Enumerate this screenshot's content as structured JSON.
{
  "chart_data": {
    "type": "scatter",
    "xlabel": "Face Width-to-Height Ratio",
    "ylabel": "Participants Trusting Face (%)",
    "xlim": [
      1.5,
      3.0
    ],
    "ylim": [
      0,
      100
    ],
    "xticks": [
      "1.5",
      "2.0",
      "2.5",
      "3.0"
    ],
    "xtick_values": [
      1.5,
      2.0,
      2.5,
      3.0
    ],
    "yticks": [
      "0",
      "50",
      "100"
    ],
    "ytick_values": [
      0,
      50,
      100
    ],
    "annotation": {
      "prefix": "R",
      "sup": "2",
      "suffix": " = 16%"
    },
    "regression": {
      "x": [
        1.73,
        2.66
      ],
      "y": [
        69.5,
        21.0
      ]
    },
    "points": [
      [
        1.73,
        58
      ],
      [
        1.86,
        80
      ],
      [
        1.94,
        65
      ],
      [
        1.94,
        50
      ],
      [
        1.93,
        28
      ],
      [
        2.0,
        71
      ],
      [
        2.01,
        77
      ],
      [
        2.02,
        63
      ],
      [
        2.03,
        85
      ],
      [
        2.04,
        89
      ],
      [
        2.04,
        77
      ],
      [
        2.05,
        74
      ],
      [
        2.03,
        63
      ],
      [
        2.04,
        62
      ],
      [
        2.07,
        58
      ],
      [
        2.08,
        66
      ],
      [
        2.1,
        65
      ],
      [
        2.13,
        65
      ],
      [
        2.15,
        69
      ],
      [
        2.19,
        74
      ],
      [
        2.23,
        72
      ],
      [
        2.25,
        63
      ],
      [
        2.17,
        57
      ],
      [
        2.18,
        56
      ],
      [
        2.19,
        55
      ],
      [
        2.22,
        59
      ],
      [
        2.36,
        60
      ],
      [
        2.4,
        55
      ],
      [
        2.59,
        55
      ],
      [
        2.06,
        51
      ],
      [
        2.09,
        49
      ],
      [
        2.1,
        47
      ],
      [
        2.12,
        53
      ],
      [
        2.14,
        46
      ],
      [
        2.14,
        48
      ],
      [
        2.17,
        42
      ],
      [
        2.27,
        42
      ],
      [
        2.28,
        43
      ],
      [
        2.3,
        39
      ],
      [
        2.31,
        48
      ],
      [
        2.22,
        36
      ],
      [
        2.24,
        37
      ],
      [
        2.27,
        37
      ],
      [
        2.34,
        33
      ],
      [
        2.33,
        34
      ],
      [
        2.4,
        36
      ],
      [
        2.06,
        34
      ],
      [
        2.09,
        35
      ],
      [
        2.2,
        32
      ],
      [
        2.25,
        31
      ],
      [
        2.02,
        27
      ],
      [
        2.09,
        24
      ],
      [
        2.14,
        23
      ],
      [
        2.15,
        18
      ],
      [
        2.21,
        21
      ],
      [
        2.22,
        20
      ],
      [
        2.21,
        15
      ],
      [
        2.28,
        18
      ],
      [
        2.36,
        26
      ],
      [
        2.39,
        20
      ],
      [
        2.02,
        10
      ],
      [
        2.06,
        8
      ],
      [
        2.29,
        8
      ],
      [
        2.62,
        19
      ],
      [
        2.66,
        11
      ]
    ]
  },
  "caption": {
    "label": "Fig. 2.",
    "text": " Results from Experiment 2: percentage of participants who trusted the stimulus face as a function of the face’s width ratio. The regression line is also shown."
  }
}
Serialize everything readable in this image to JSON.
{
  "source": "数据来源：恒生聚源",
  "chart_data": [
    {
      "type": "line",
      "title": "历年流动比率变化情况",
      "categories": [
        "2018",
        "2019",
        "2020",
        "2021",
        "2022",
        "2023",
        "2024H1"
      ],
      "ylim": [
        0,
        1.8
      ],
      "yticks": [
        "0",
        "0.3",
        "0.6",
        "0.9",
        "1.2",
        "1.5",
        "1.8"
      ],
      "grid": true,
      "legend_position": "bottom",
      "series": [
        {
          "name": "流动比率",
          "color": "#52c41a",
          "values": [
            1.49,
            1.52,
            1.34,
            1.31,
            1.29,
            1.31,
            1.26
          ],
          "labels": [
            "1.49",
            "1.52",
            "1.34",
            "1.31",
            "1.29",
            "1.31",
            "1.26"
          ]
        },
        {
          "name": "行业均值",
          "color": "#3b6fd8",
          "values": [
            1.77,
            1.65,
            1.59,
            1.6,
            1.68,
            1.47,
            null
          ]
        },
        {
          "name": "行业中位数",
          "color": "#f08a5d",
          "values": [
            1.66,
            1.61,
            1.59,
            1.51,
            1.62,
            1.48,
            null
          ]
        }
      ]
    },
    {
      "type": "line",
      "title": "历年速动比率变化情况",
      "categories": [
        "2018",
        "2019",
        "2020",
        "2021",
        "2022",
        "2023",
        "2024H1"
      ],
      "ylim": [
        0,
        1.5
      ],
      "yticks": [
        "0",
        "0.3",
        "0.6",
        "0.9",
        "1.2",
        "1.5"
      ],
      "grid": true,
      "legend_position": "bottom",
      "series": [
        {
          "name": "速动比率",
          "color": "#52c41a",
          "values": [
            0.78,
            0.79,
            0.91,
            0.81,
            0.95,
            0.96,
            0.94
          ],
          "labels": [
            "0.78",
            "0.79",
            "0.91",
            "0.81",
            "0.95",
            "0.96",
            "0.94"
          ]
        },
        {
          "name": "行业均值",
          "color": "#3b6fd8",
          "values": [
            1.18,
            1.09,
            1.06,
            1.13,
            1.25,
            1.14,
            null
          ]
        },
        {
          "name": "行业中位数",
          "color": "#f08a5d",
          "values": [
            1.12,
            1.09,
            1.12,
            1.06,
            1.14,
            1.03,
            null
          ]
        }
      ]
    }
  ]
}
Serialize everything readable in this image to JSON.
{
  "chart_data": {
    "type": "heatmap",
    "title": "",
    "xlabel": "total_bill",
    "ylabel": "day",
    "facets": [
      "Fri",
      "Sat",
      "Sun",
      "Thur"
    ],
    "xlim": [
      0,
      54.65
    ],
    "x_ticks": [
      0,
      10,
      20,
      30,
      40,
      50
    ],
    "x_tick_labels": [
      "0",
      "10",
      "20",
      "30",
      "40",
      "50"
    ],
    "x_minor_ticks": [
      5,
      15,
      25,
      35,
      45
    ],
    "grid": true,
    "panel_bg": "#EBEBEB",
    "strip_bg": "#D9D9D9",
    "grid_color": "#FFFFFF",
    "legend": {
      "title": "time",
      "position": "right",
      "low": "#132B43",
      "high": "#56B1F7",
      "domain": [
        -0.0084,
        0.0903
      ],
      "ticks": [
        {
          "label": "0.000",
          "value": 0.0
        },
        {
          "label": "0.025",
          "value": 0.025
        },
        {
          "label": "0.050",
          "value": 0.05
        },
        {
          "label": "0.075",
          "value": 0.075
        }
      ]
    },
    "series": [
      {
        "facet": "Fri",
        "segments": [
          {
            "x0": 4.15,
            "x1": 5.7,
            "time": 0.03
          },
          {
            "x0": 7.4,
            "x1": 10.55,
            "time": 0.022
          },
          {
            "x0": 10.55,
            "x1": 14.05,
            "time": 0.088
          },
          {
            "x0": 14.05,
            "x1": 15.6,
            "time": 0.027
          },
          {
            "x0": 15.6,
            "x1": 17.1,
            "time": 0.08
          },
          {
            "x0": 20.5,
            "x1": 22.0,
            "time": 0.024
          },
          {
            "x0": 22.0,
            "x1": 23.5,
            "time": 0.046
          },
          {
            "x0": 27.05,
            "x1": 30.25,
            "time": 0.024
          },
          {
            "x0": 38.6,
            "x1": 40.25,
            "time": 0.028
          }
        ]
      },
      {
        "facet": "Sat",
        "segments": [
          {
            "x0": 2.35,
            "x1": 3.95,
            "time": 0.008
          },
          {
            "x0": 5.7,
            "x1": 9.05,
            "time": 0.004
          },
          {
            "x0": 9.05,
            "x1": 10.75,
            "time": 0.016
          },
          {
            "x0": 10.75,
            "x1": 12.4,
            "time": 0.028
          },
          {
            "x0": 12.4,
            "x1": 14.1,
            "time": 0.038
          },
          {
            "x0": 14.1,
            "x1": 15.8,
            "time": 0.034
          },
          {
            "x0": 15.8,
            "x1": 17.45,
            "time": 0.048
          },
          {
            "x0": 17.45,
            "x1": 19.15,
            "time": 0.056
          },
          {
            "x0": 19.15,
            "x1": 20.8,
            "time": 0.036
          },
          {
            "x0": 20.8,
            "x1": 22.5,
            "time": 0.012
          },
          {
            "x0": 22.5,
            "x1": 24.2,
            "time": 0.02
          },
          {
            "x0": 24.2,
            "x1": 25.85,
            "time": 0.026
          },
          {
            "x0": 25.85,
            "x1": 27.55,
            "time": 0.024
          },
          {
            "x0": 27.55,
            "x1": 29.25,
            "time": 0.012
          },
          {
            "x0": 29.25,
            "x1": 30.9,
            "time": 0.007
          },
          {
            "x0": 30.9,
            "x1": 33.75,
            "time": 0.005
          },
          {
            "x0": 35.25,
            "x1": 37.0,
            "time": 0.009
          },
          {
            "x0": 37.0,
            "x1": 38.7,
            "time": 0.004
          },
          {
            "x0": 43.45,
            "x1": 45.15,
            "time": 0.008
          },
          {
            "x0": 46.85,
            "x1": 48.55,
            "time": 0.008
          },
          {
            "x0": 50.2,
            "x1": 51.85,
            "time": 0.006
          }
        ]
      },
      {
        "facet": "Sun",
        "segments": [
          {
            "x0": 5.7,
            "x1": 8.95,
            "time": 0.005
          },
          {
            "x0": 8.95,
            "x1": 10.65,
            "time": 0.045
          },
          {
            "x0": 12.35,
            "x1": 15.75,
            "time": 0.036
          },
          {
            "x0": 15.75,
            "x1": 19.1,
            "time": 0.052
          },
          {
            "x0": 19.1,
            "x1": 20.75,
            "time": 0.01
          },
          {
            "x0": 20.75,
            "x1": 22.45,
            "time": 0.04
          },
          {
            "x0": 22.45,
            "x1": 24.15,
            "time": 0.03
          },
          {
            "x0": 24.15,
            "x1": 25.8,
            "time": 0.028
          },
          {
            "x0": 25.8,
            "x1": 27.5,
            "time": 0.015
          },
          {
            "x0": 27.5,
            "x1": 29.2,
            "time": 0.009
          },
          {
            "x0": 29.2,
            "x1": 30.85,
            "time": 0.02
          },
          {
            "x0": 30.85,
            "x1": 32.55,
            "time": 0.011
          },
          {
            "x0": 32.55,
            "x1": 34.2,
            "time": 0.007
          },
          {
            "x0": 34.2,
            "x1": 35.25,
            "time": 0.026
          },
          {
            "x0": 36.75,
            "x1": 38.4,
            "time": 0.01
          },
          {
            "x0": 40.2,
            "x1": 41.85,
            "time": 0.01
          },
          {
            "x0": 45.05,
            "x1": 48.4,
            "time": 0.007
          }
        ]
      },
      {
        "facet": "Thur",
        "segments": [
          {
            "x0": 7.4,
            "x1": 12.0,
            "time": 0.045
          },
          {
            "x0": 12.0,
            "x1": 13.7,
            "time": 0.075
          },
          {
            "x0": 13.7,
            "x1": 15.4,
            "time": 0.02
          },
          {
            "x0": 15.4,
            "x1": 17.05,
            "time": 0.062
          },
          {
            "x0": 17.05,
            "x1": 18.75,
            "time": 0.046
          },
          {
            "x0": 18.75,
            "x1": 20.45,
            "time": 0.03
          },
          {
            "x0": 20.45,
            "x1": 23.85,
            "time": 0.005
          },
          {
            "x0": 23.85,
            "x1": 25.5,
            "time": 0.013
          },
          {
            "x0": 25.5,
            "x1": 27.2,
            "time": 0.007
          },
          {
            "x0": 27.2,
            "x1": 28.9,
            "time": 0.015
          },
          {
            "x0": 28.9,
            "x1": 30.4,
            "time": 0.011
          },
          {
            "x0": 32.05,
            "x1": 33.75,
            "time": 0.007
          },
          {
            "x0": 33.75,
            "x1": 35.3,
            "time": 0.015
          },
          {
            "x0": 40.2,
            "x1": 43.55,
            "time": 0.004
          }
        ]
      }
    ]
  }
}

•••••

**WHAT THE TASK ASKS**
Return each line that includes "ylabel".

**EXPECTED ANSWER**
    "ylabel": "Participants Trusting Face (%)",
    "ylabel": "day",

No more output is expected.